REQUIRED WORK: Please transcribe the data below exactly. Leave the pictures out.

━━ DATA SUPPLIED

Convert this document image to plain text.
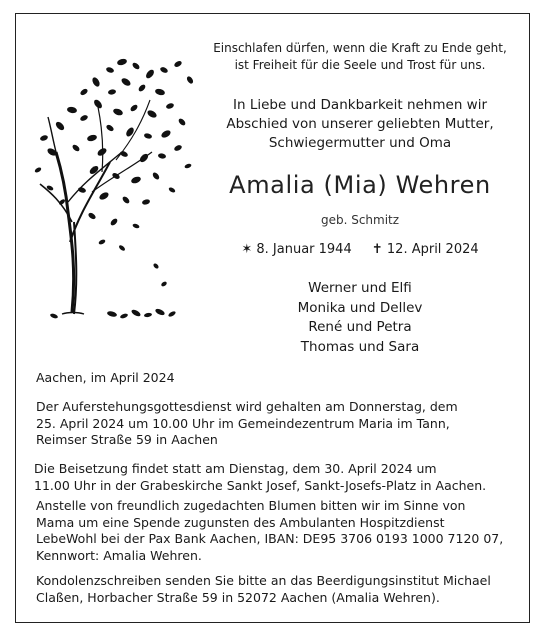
Einschlafen dürfen, wenn die Kraft zu Ende geht,
ist Freiheit für die Seele und Trost für uns.
In Liebe und Dankbarkeit nehmen wir
Abschied von unserer geliebten Mutter,
Schwiegermutter und Oma
Amalia (Mia) Wehren
geb. Schmitz
✶ 8. Januar 1944 ✝ 12. April 2024
Werner und Elfi
Monika und Dellev
René und Petra
Thomas und Sara
Aachen, im April 2024
Der Auferstehungsgottesdienst wird gehalten am Donnerstag, dem
25. April 2024 um 10.00 Uhr im Gemeindezentrum Maria im Tann,
Reimser Straße 59 in Aachen
Die Beisetzung findet statt am Dienstag, dem 30. April 2024 um
11.00 Uhr in der Grabeskirche Sankt Josef, Sankt-Josefs-Platz in Aachen.
Anstelle von freundlich zugedachten Blumen bitten wir im Sinne von
Mama um eine Spende zugunsten des Ambulanten Hospitzdienst
LebeWohl bei der Pax Bank Aachen, IBAN: DE95 3706 0193 1000 7120 07,
Kennwort: Amalia Wehren.
Kondolenzschreiben senden Sie bitte an das Beerdigungsinstitut Michael
Claßen, Horbacher Straße 59 in 52072 Aachen (Amalia Wehren).
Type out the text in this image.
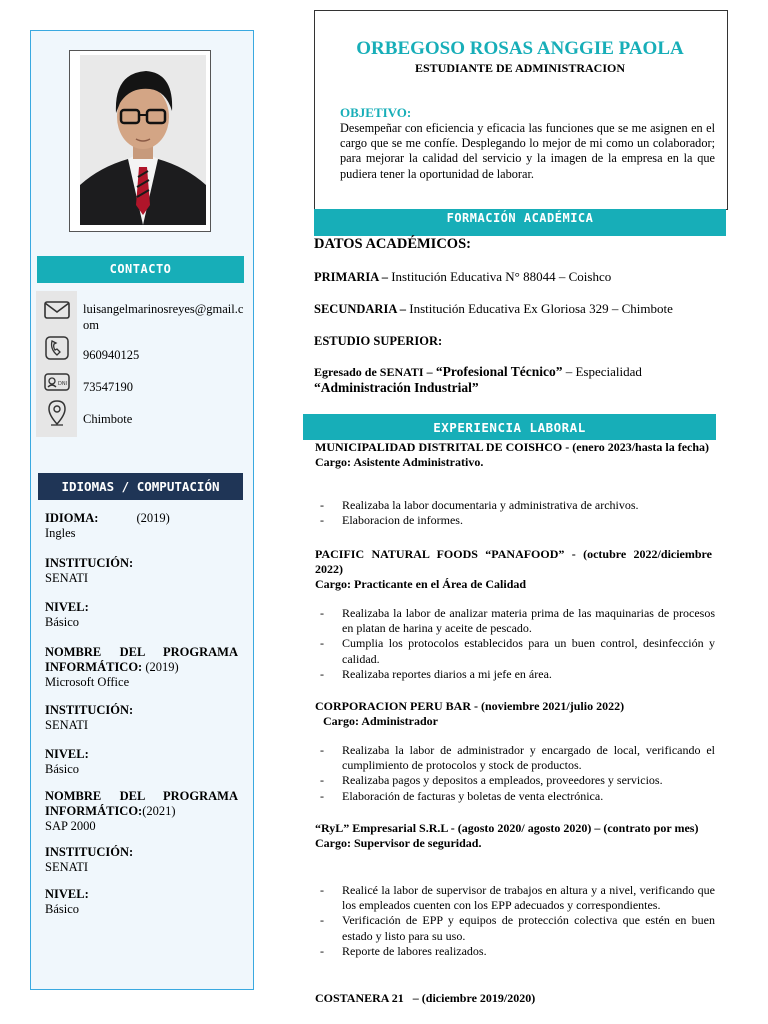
CONTACTO
DNI
luisangelmarinosreyes@gmail.c
om
960940125
73547190
Chimbote
IDIOMAS / COMPUTACIÓN
IDIOMA:	(2019)
Ingles
INSTITUCIÓN:
SENATI
NIVEL:
Básico
NOMBRE DEL PROGRAMA
INFORMÁTICO: (2019)
Microsoft Office
INSTITUCIÓN:
SENATI
NIVEL:
Básico
NOMBRE DEL PROGRAMA
INFORMÁTICO:(2021)
SAP 2000
INSTITUCIÓN:
SENATI
NIVEL:
Básico
ORBEGOSO ROSAS ANGGIE PAOLA
ESTUDIANTE DE ADMINISTRACION
OBJETIVO:
Desempeñar con eficiencia y eficacia las funciones que se me asignen en el cargo que se me confíe. Desplegando lo mejor de mi como un colaborador; para mejorar la calidad del servicio y la imagen de la empresa en la que pudiera tener la oportunidad de laborar.
FORMACIÓN ACADÉMICA
DATOS ACADÉMICOS:
PRIMARIA – Institución Educativa N° 88044 – Coishco
SECUNDARIA – Institución Educativa Ex Gloriosa 329 – Chimbote
ESTUDIO SUPERIOR:
Egresado de SENATI – “Profesional Técnico” – Especialidad
“Administración Industrial”
EXPERIENCIA LABORAL
MUNICIPALIDAD DISTRITAL DE COISHCO - (enero 2023/hasta la fecha)
Cargo: Asistente Administrativo.
- Realizaba la labor documentaria y administrativa de archivos.
- Elaboracion de informes.
PACIFIC NATURAL FOODS “PANAFOOD” - (octubre 2022/diciembre 2022)
Cargo: Practicante en el Área de Calidad
- Realizaba la labor de analizar materia prima de las maquinarias de procesos en platan de harina y aceite de pescado.
- Cumplia los protocolos establecidos para un buen control, desinfección y calidad.
- Realizaba reportes diarios a mi jefe en área.
CORPORACION PERU BAR - (noviembre 2021/julio 2022)
Cargo: Administrador
- Realizaba la labor de administrador y encargado de local, verificando el cumplimiento de protocolos y stock de productos.
- Realizaba pagos y depositos a empleados, proveedores y servicios.
- Elaboración de facturas y boletas de venta electrónica.
“RyL” Empresarial S.R.L - (agosto 2020/ agosto 2020) – (contrato por mes)
Cargo: Supervisor de seguridad.
- Realicé la labor de supervisor de trabajos en altura y a nivel, verificando que los empleados cuenten con los EPP adecuados y correspondientes.
- Verificación de EPP y equipos de protección colectiva que estén en buen estado y listo para su uso.
- Reporte de labores realizados.
COSTANERA 21   – (diciembre 2019/2020)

━━━━

CORRECT ANSWER:
Convert this document image to plain text.
Einschlafen dürfen, wenn die Kraft zu Ende geht,
ist Freiheit für die Seele und Trost für uns.
In Liebe und Dankbarkeit nehmen wir
Abschied von unserer geliebten Mutter,
Schwiegermutter und Oma
Amalia (Mia) Wehren
geb. Schmitz
✶ 8. Januar 1944 ✝ 12. April 2024
Werner und Elfi
Monika und Dellev
René und Petra
Thomas und Sara
Aachen, im April 2024
Der Auferstehungsgottesdienst wird gehalten am Donnerstag, dem
25. April 2024 um 10.00 Uhr im Gemeindezentrum Maria im Tann,
Reimser Straße 59 in Aachen
Die Beisetzung findet statt am Dienstag, dem 30. April 2024 um
11.00 Uhr in der Grabeskirche Sankt Josef, Sankt-Josefs-Platz in Aachen.
Anstelle von freundlich zugedachten Blumen bitten wir im Sinne von
Mama um eine Spende zugunsten des Ambulanten Hospitzdienst
LebeWohl bei der Pax Bank Aachen, IBAN: DE95 3706 0193 1000 7120 07,
Kennwort: Amalia Wehren.
Kondolenzschreiben senden Sie bitte an das Beerdigungsinstitut Michael
Claßen, Horbacher Straße 59 in 52072 Aachen (Amalia Wehren).
Type out the text in this image.
CONTACTO
DNI
luisangelmarinosreyes@gmail.c
om
960940125
73547190
Chimbote
IDIOMAS / COMPUTACIÓN
IDIOMA:	(2019)
Ingles
INSTITUCIÓN:
SENATI
NIVEL:
Básico
NOMBRE DEL PROGRAMA
INFORMÁTICO: (2019)
Microsoft Office
INSTITUCIÓN:
SENATI
NIVEL:
Básico
NOMBRE DEL PROGRAMA
INFORMÁTICO:(2021)
SAP 2000
INSTITUCIÓN:
SENATI
NIVEL:
Básico
ORBEGOSO ROSAS ANGGIE PAOLA
ESTUDIANTE DE ADMINISTRACION
OBJETIVO:
Desempeñar con eficiencia y eficacia las funciones que se me asignen en el cargo que se me confíe. Desplegando lo mejor de mi como un colaborador; para mejorar la calidad del servicio y la imagen de la empresa en la que pudiera tener la oportunidad de laborar.
FORMACIÓN ACADÉMICA
DATOS ACADÉMICOS:
PRIMARIA – Institución Educativa N° 88044 – Coishco
SECUNDARIA – Institución Educativa Ex Gloriosa 329 – Chimbote
ESTUDIO SUPERIOR:
Egresado de SENATI – “Profesional Técnico” – Especialidad
“Administración Industrial”
EXPERIENCIA LABORAL
MUNICIPALIDAD DISTRITAL DE COISHCO - (enero 2023/hasta la fecha)
Cargo: Asistente Administrativo.
- Realizaba la labor documentaria y administrativa de archivos.
- Elaboracion de informes.
PACIFIC NATURAL FOODS “PANAFOOD” - (octubre 2022/diciembre 2022)
Cargo: Practicante en el Área de Calidad
- Realizaba la labor de analizar materia prima de las maquinarias de procesos en platan de harina y aceite de pescado.
- Cumplia los protocolos establecidos para un buen control, desinfección y calidad.
- Realizaba reportes diarios a mi jefe en área.
CORPORACION PERU BAR - (noviembre 2021/julio 2022)
Cargo: Administrador
- Realizaba la labor de administrador y encargado de local, verificando el cumplimiento de protocolos y stock de productos.
- Realizaba pagos y depositos a empleados, proveedores y servicios.
- Elaboración de facturas y boletas de venta electrónica.
“RyL” Empresarial S.R.L - (agosto 2020/ agosto 2020) – (contrato por mes)
Cargo: Supervisor de seguridad.
- Realicé la labor de supervisor de trabajos en altura y a nivel, verificando que los empleados cuenten con los EPP adecuados y correspondientes.
- Verificación de EPP y equipos de protección colectiva que estén en buen estado y listo para su uso.
- Reporte de labores realizados.
COSTANERA 21   – (diciembre 2019/2020)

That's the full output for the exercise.